### TASK DIRECTIONS
Transcribe every entry word for word. Skip the pictures.

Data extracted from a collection
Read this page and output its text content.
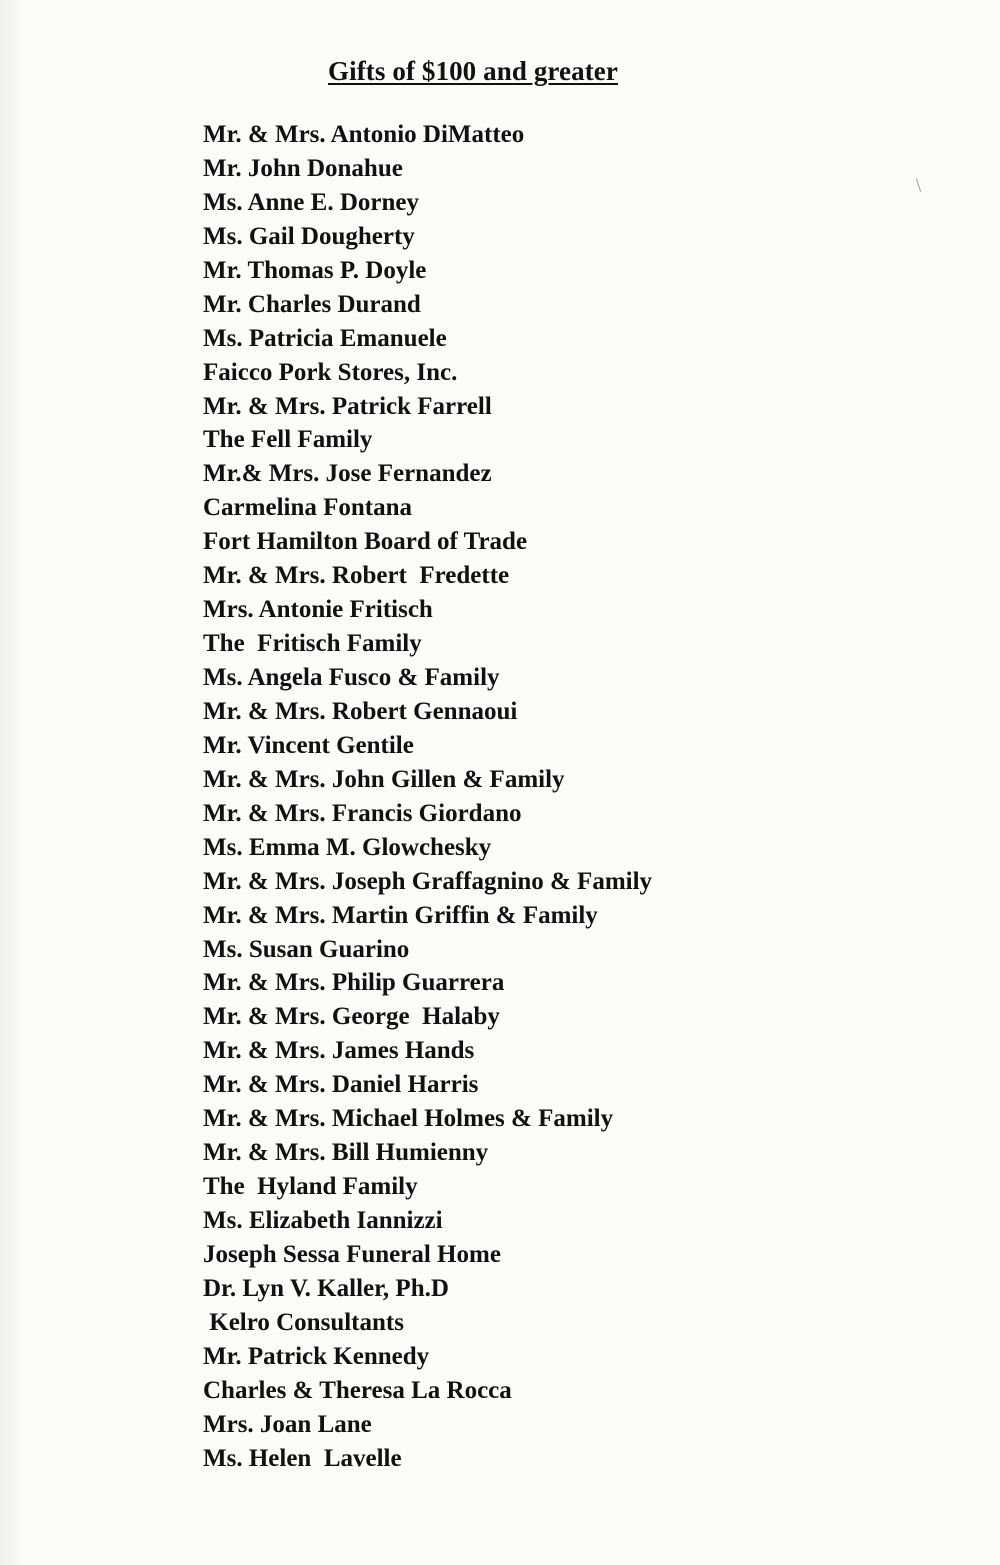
Gifts of $100 and greater
Mr. & Mrs. Antonio DiMatteo
Mr. John Donahue
Ms. Anne E. Dorney
Ms. Gail Dougherty
Mr. Thomas P. Doyle
Mr. Charles Durand
Ms. Patricia Emanuele
Faicco Pork Stores, Inc.
Mr. & Mrs. Patrick Farrell
The Fell Family
Mr.& Mrs. Jose Fernandez
Carmelina Fontana
Fort Hamilton Board of Trade
Mr. & Mrs. Robert  Fredette
Mrs. Antonie Fritisch
The  Fritisch Family
Ms. Angela Fusco & Family
Mr. & Mrs. Robert Gennaoui
Mr. Vincent Gentile
Mr. & Mrs. John Gillen & Family
Mr. & Mrs. Francis Giordano
Ms. Emma M. Glowchesky
Mr. & Mrs. Joseph Graffagnino & Family
Mr. & Mrs. Martin Griffin & Family
Ms. Susan Guarino
Mr. & Mrs. Philip Guarrera
Mr. & Mrs. George  Halaby
Mr. & Mrs. James Hands
Mr. & Mrs. Daniel Harris
Mr. & Mrs. Michael Holmes & Family
Mr. & Mrs. Bill Humienny
The  Hyland Family
Ms. Elizabeth Iannizzi
Joseph Sessa Funeral Home
Dr. Lyn V. Kaller, Ph.D
Kelro Consultants
Mr. Patrick Kennedy
Charles & Theresa La Rocca
Mrs. Joan Lane
Ms. Helen  Lavelle
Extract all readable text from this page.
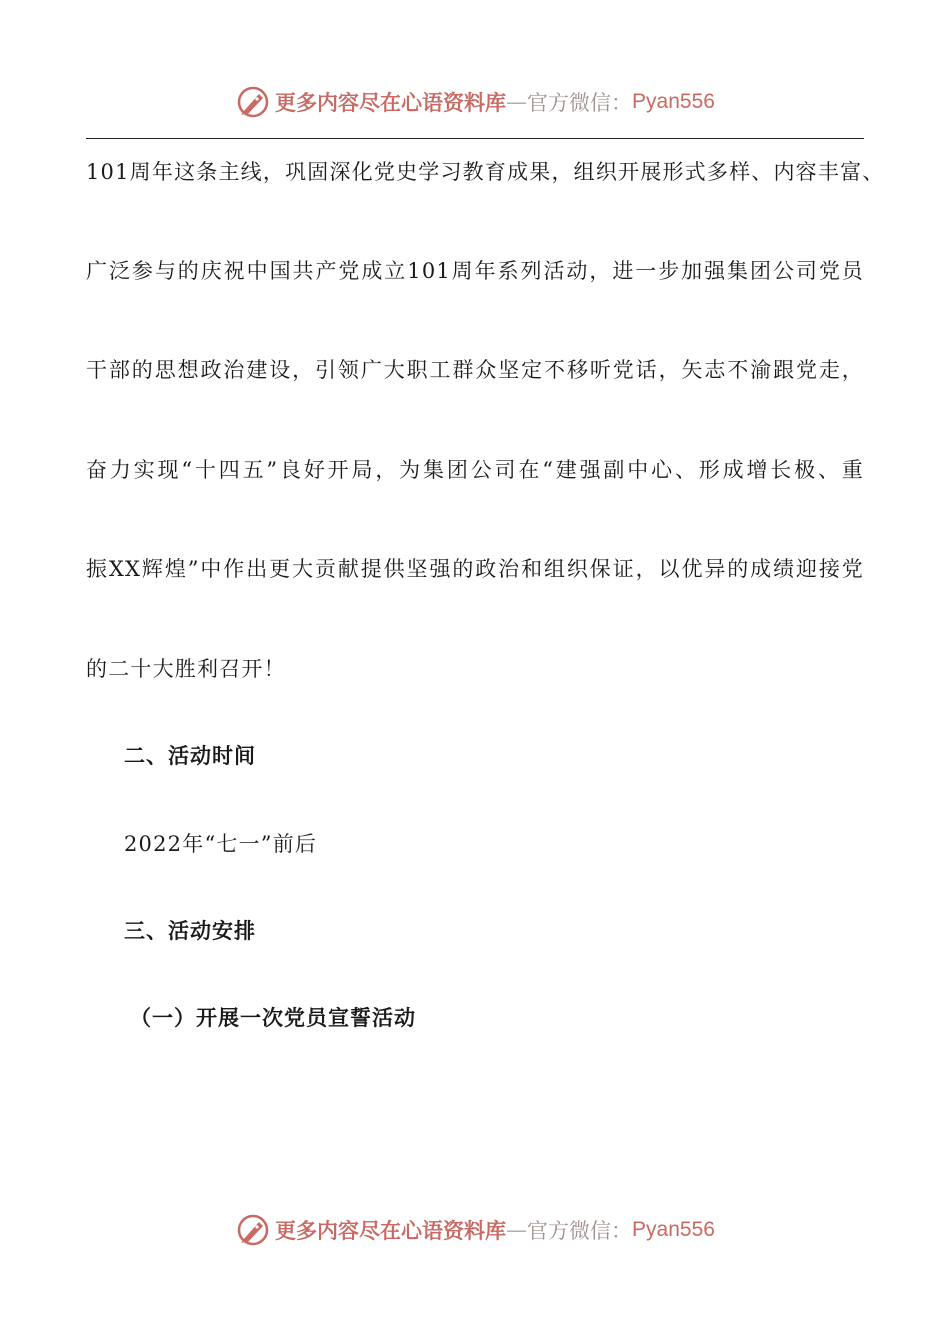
更多内容尽在心语资料库 — 官方微信： Pyan556
101周年这条主线，巩固深化党史学习教育成果，组织开展形式多样、内容丰富、
广泛参与的庆祝中国共产党成立101周年系列活动，进一步加强集团公司党员
干部的思想政治建设，引领广大职工群众坚定不移听党话，矢志不渝跟党走，
奋力实现“十四五”良好开局，为集团公司在“建强副中心、形成增长极、重
振XX辉煌”中作出更大贡献提供坚强的政治和组织保证，以优异的成绩迎接党
的二十大胜利召开！
二、活动时间
2022年“七一”前后
三、活动安排
（一）开展一次党员宣誓活动
更多内容尽在心语资料库 — 官方微信： Pyan556
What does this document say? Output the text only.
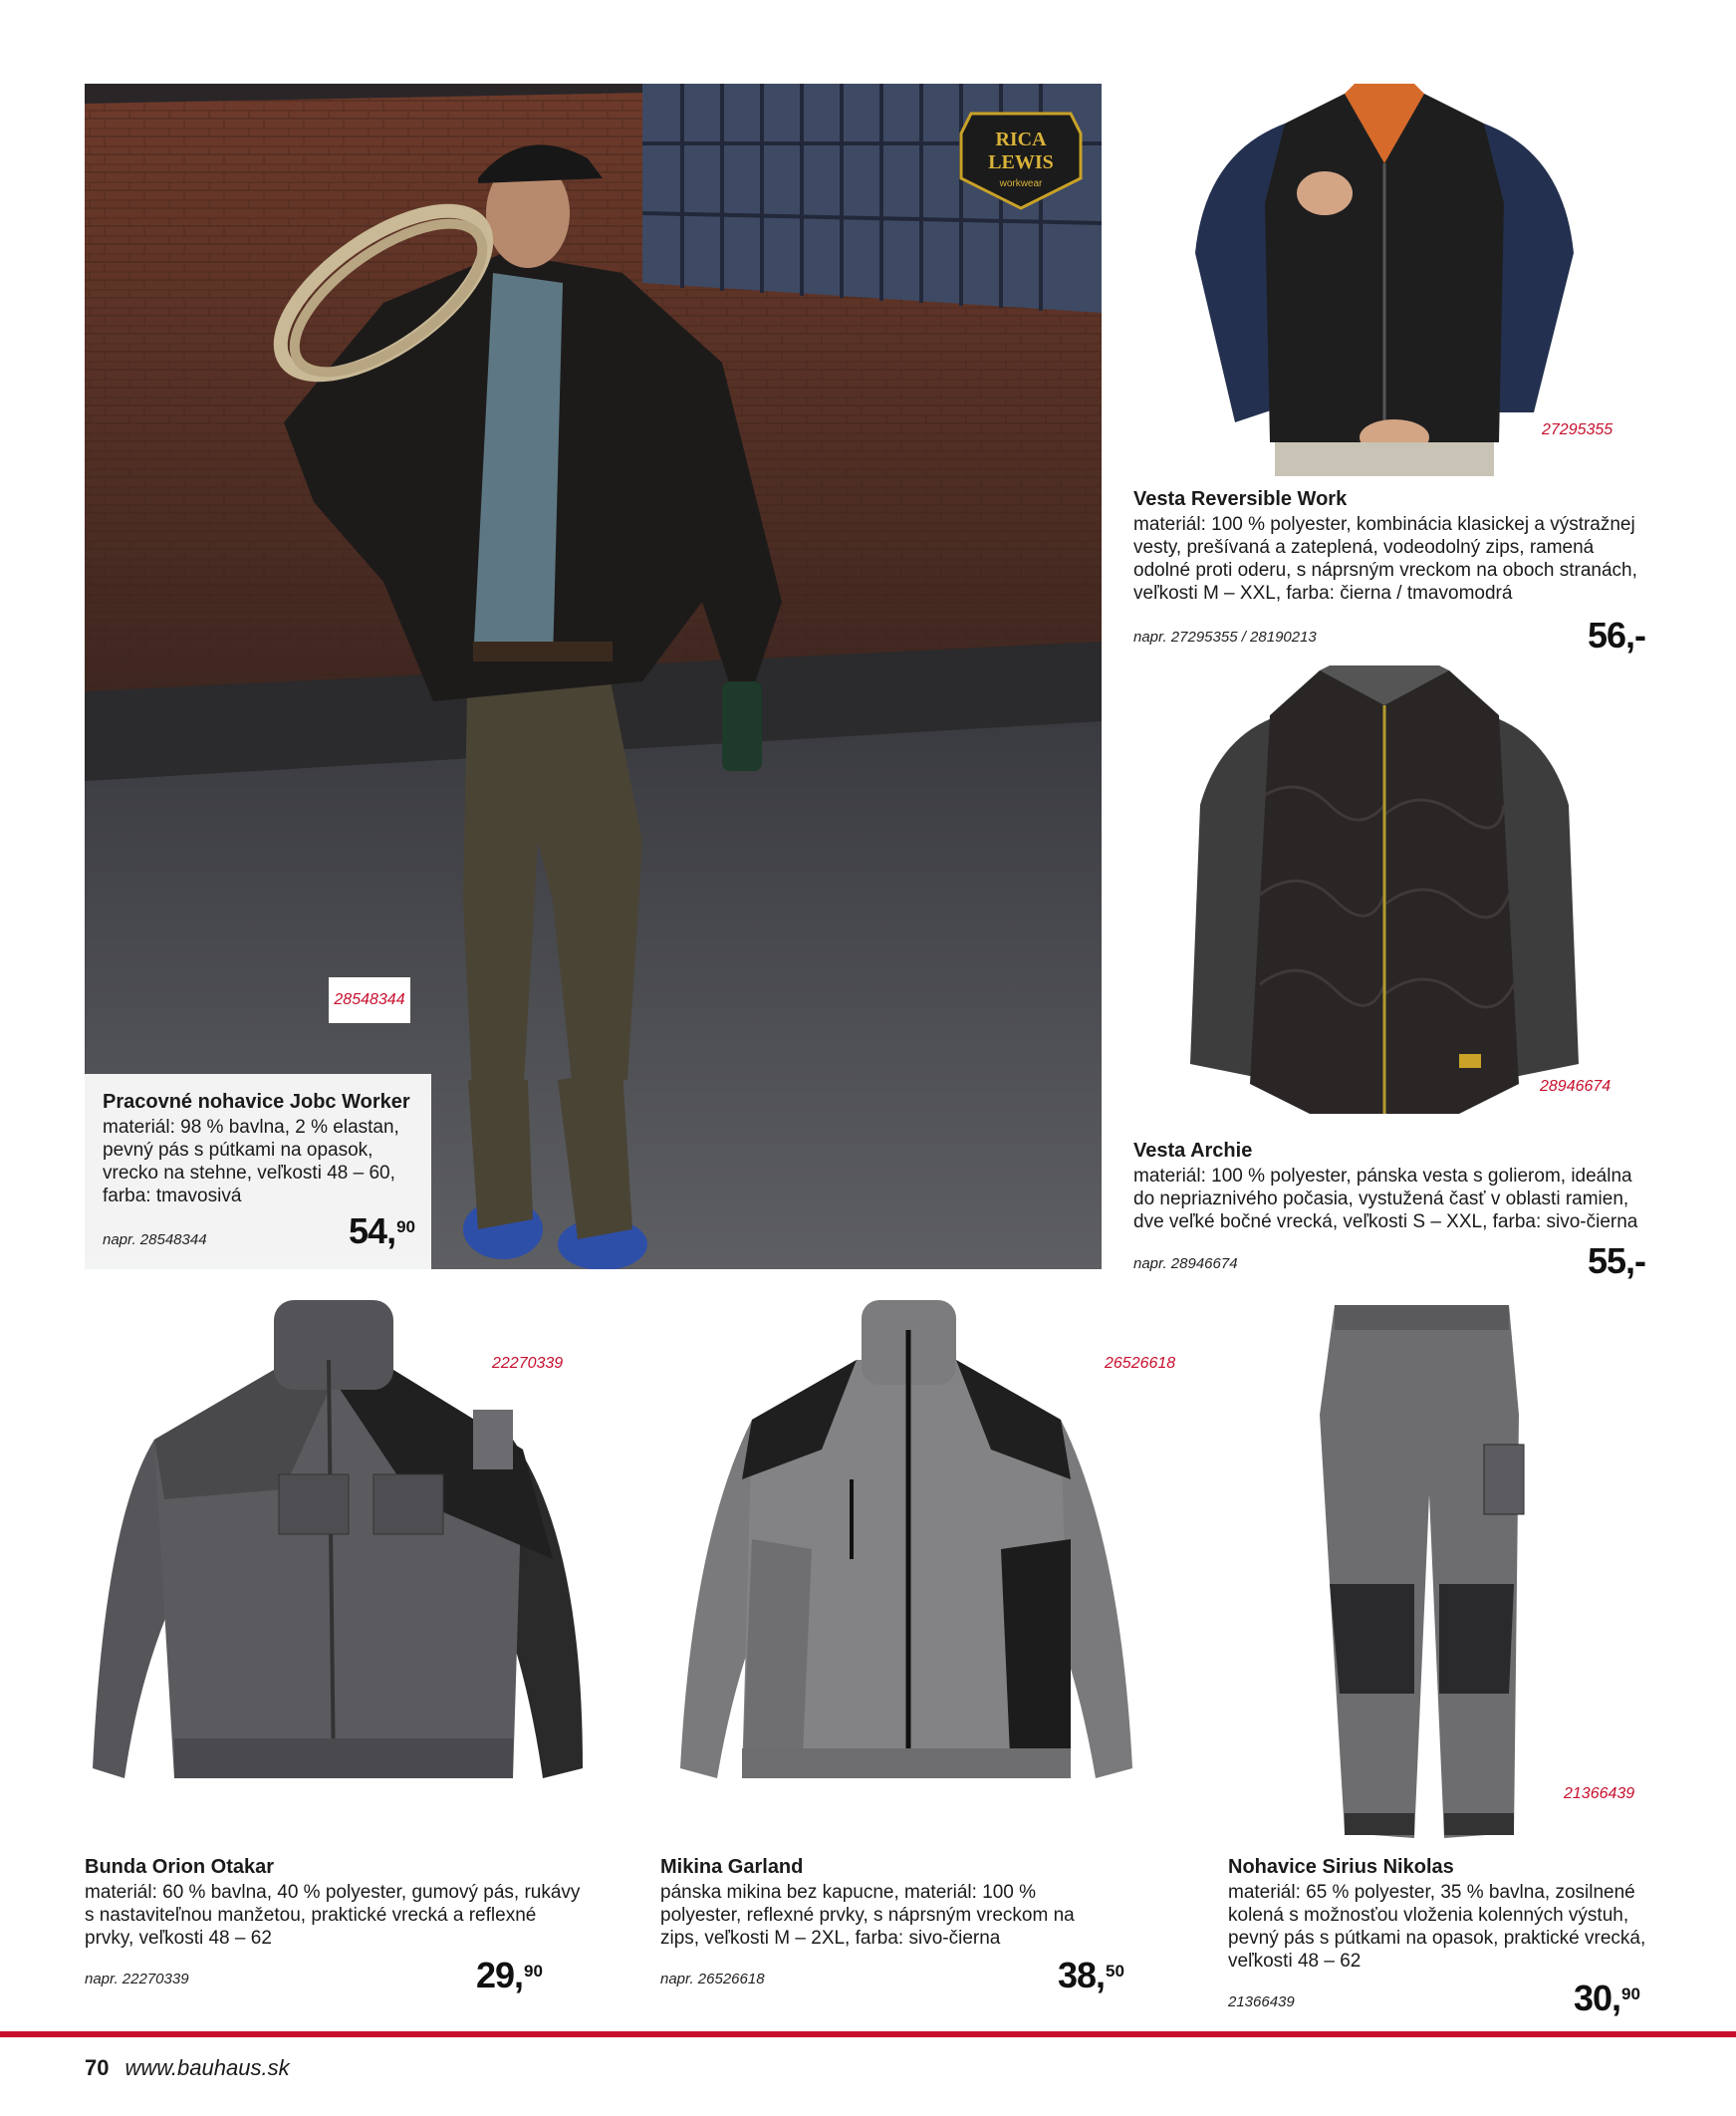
RICA
LEWIS
workwear
28548344
Pracovné nohavice Jobc Worker
materiál: 98 % bavlna, 2 % elastan, pevný pás s pútkami na opasok, vrecko na stehne, veľkosti 48 – 60, farba: tmavosivá
napr. 28548344	54,90
27295355
Vesta Reversible Work
materiál: 100 % polyester, kombinácia klasickej a výstražnej vesty, prešívaná a zateplená, vodeodolný zips, ramená odolné proti oderu, s náprsným vreckom na oboch stranách, veľkosti M – XXL, farba: čierna / tmavomodrá
napr. 27295355 / 28190213	56,-
28946674
Vesta Archie
materiál: 100 % polyester, pánska vesta s golierom, ideálna do nepriaznivého počasia, vystužená časť v oblasti ramien, dve veľké bočné vrecká, veľkosti S – XXL, farba: sivo-čierna
napr. 28946674	55,-
22270339
Bunda Orion Otakar
materiál: 60 % bavlna, 40 % polyester, gumový pás, rukávy s nastaviteľnou manžetou, praktické vrecká a reflexné prvky, veľkosti 48 – 62
napr. 22270339	29,90
26526618
Mikina Garland
pánska mikina bez kapucne, materiál: 100 % polyester, reflexné prvky, s náprsným vreckom na zips, veľkosti M – 2XL, farba: sivo-čierna
napr. 26526618	38,50
21366439
Nohavice Sirius Nikolas
materiál: 65 % polyester, 35 % bavlna, zosilnené kolená s možnosťou vloženia kolenných výstuh, pevný pás s pútkami na opasok, praktické vrecká, veľkosti 48 – 62
21366439	30,90
70 www.bauhaus.sk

### OUTPUT BELOW
Read this page and output its text content.
Gifts of $100 and greater
Mr. & Mrs. Antonio DiMatteo
Mr. John Donahue
Ms. Anne E. Dorney
Ms. Gail Dougherty
Mr. Thomas P. Doyle
Mr. Charles Durand
Ms. Patricia Emanuele
Faicco Pork Stores, Inc.
Mr. & Mrs. Patrick Farrell
The Fell Family
Mr.& Mrs. Jose Fernandez
Carmelina Fontana
Fort Hamilton Board of Trade
Mr. & Mrs. Robert  Fredette
Mrs. Antonie Fritisch
The  Fritisch Family
Ms. Angela Fusco & Family
Mr. & Mrs. Robert Gennaoui
Mr. Vincent Gentile
Mr. & Mrs. John Gillen & Family
Mr. & Mrs. Francis Giordano
Ms. Emma M. Glowchesky
Mr. & Mrs. Joseph Graffagnino & Family
Mr. & Mrs. Martin Griffin & Family
Ms. Susan Guarino
Mr. & Mrs. Philip Guarrera
Mr. & Mrs. George  Halaby
Mr. & Mrs. James Hands
Mr. & Mrs. Daniel Harris
Mr. & Mrs. Michael Holmes & Family
Mr. & Mrs. Bill Humienny
The  Hyland Family
Ms. Elizabeth Iannizzi
Joseph Sessa Funeral Home
Dr. Lyn V. Kaller, Ph.D
Kelro Consultants
Mr. Patrick Kennedy
Charles & Theresa La Rocca
Mrs. Joan Lane
Ms. Helen  Lavelle
Extract all readable text from this page.
更多内容尽在心语资料库 — 官方微信： Pyan556
101周年这条主线，巩固深化党史学习教育成果，组织开展形式多样、内容丰富、
广泛参与的庆祝中国共产党成立101周年系列活动，进一步加强集团公司党员
干部的思想政治建设，引领广大职工群众坚定不移听党话，矢志不渝跟党走，
奋力实现“十四五”良好开局，为集团公司在“建强副中心、形成增长极、重
振XX辉煌”中作出更大贡献提供坚强的政治和组织保证，以优异的成绩迎接党
的二十大胜利召开！
二、活动时间
2022年“七一”前后
三、活动安排
（一）开展一次党员宣誓活动
更多内容尽在心语资料库 — 官方微信： Pyan556
What does this document say? Output the text only.
RICA
LEWIS
workwear
28548344
Pracovné nohavice Jobc Worker
materiál: 98 % bavlna, 2 % elastan, pevný pás s pútkami na opasok, vrecko na stehne, veľkosti 48 – 60, farba: tmavosivá
napr. 28548344	54,90
27295355
Vesta Reversible Work
materiál: 100 % polyester, kombinácia klasickej a výstražnej vesty, prešívaná a zateplená, vodeodolný zips, ramená odolné proti oderu, s náprsným vreckom na oboch stranách, veľkosti M – XXL, farba: čierna / tmavomodrá
napr. 27295355 / 28190213	56,-
28946674
Vesta Archie
materiál: 100 % polyester, pánska vesta s golierom, ideálna do nepriaznivého počasia, vystužená časť v oblasti ramien, dve veľké bočné vrecká, veľkosti S – XXL, farba: sivo-čierna
napr. 28946674	55,-
22270339
Bunda Orion Otakar
materiál: 60 % bavlna, 40 % polyester, gumový pás, rukávy s nastaviteľnou manžetou, praktické vrecká a reflexné prvky, veľkosti 48 – 62
napr. 22270339	29,90
26526618
Mikina Garland
pánska mikina bez kapucne, materiál: 100 % polyester, reflexné prvky, s náprsným vreckom na zips, veľkosti M – 2XL, farba: sivo-čierna
napr. 26526618	38,50
21366439
Nohavice Sirius Nikolas
materiál: 65 % polyester, 35 % bavlna, zosilnené kolená s možnosťou vloženia kolenných výstuh, pevný pás s pútkami na opasok, praktické vrecká, veľkosti 48 – 62
21366439	30,90
70 www.bauhaus.sk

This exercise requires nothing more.